(Data records)
Begin
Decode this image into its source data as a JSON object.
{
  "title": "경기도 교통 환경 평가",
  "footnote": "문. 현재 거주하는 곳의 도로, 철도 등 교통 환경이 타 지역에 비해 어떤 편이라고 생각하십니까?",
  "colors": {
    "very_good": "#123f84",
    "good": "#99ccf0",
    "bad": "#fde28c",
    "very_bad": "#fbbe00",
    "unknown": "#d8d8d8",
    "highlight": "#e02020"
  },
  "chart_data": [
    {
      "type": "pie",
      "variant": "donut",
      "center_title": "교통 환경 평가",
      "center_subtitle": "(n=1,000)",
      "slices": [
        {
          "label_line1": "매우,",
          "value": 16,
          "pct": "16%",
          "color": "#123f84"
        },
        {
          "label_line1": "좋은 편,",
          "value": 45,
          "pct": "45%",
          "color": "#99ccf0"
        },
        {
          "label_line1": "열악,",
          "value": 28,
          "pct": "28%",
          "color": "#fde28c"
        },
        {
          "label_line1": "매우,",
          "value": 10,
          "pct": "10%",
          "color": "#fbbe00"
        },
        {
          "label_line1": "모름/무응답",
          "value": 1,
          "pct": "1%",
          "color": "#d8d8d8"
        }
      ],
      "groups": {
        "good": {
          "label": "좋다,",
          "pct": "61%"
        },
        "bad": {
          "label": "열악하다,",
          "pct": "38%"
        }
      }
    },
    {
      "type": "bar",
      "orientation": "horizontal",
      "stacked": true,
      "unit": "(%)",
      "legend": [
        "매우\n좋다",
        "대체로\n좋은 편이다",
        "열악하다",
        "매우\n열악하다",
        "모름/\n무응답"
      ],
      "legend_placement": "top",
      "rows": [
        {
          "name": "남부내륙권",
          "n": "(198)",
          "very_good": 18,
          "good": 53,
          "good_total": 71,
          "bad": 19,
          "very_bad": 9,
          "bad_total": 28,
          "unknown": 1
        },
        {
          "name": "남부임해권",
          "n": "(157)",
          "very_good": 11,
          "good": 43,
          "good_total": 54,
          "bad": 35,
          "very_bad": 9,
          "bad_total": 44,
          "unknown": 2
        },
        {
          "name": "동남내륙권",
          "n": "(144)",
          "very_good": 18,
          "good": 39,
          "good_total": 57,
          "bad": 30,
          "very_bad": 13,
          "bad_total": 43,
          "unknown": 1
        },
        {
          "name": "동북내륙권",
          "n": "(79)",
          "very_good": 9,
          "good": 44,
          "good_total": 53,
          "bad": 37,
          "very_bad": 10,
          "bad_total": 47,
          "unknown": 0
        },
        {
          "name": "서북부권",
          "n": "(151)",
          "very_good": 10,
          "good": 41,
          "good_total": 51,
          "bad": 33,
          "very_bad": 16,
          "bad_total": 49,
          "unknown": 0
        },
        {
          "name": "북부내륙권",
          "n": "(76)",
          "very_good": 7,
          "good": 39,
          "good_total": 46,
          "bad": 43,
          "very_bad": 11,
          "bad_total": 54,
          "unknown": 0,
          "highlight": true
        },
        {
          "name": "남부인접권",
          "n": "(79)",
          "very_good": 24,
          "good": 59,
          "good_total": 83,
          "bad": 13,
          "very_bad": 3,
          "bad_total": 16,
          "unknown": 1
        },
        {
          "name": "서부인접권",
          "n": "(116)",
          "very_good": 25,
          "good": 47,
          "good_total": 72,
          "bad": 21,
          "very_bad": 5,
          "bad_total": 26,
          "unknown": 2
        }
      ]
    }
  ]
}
End
» **SHORT TASK**: Identify the lines in the entries that hold "value" and return each one.

» **ANSWER TO THIS TASK**:
          "value": 16,
          "value": 45,
          "value": 28,
          "value": 10,
          "value": 1,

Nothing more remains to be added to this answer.